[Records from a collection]
· · · ·

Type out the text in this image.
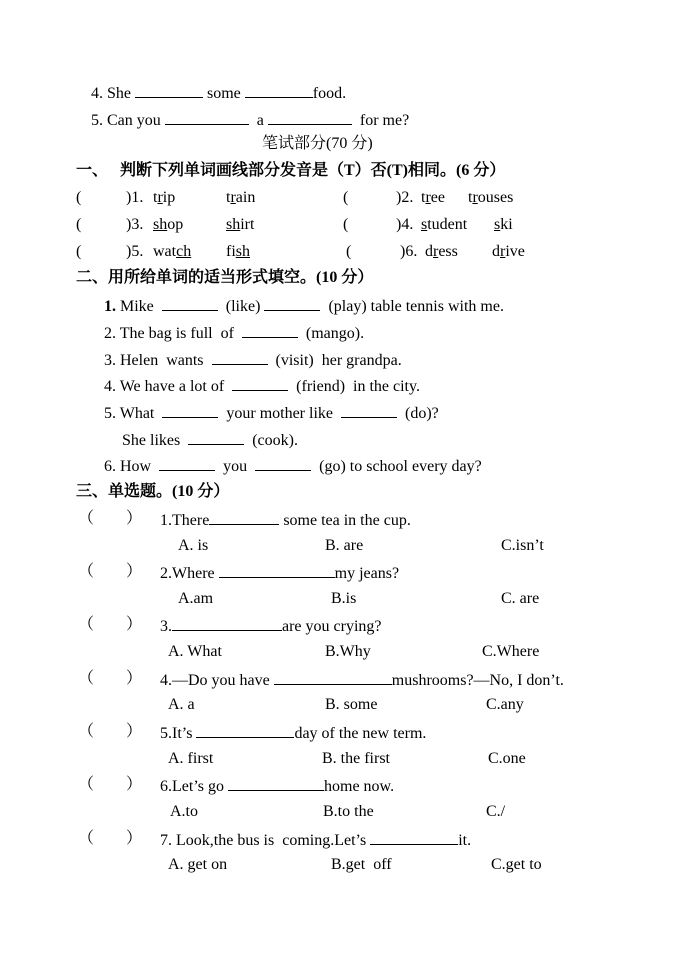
4. She	some	food.
5. Can you	a	for me?
笔试部分(70 分)
一、   判断下列单词画线部分发音是（T）否(T)相同。(6 分）
(	)1. trip	train	(	)2. tree trouses
(	)3. shop	shirt	(	)4. student ski
(	)5. watch fish	(	)6. dress drive
二、用所给单词的适当形式填空。(10 分）
1. Mike	(like)	(play) table tennis with me.
2. The bag is full  of	(mango).
3. Helen  wants	(visit)  her grandpa.
4. We have a lot of	(friend)  in the city.
5. What	your mother like	(do)?
She likes	(cook).
6. How	you	(go) to school every day?
三、单选题。(10 分）
（        ） 1.There	some tea in the cup.
A. is	B. are	C.isn’t
（        ） 2.Where	my jeans?
A.am	B.is	C. are
（        ） 3.	are you crying?
A. What	B.Why	C.Where
（        ） 4.—Do you have	mushrooms?—No, I don’t.
A. a	B. some	C.any
（        ） 5.It’s	day of the new term.
A. first	B. the first	C.one
（        ） 6.Let’s go	home now.
A.to	B.to the	C./
（        ） 7. Look,the bus is  coming.Let’s	it.
A. get on	B.get  off	C.get to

· · · ·

TASK OBJECTIVE:
Pictures are to be left out; the records above must be repeated word for word.

EXERCISE RESPONSE:
Type out the text in this image.
4. She	some	food.
5. Can you	a	for me?
笔试部分(70 分)
一、   判断下列单词画线部分发音是（T）否(T)相同。(6 分）
(	)1. trip	train	(	)2. tree trouses
(	)3. shop	shirt	(	)4. student ski
(	)5. watch fish	(	)6. dress drive
二、用所给单词的适当形式填空。(10 分）
1. Mike	(like)	(play) table tennis with me.
2. The bag is full  of	(mango).
3. Helen  wants	(visit)  her grandpa.
4. We have a lot of	(friend)  in the city.
5. What	your mother like	(do)?
She likes	(cook).
6. How	you	(go) to school every day?
三、单选题。(10 分）
（        ） 1.There	some tea in the cup.
A. is	B. are	C.isn’t
（        ） 2.Where	my jeans?
A.am	B.is	C. are
（        ） 3.	are you crying?
A. What	B.Why	C.Where
（        ） 4.—Do you have	mushrooms?—No, I don’t.
A. a	B. some	C.any
（        ） 5.It’s	day of the new term.
A. first	B. the first	C.one
（        ） 6.Let’s go	home now.
A.to	B.to the	C./
（        ） 7. Look,the bus is  coming.Let’s	it.
A. get on	B.get  off	C.get to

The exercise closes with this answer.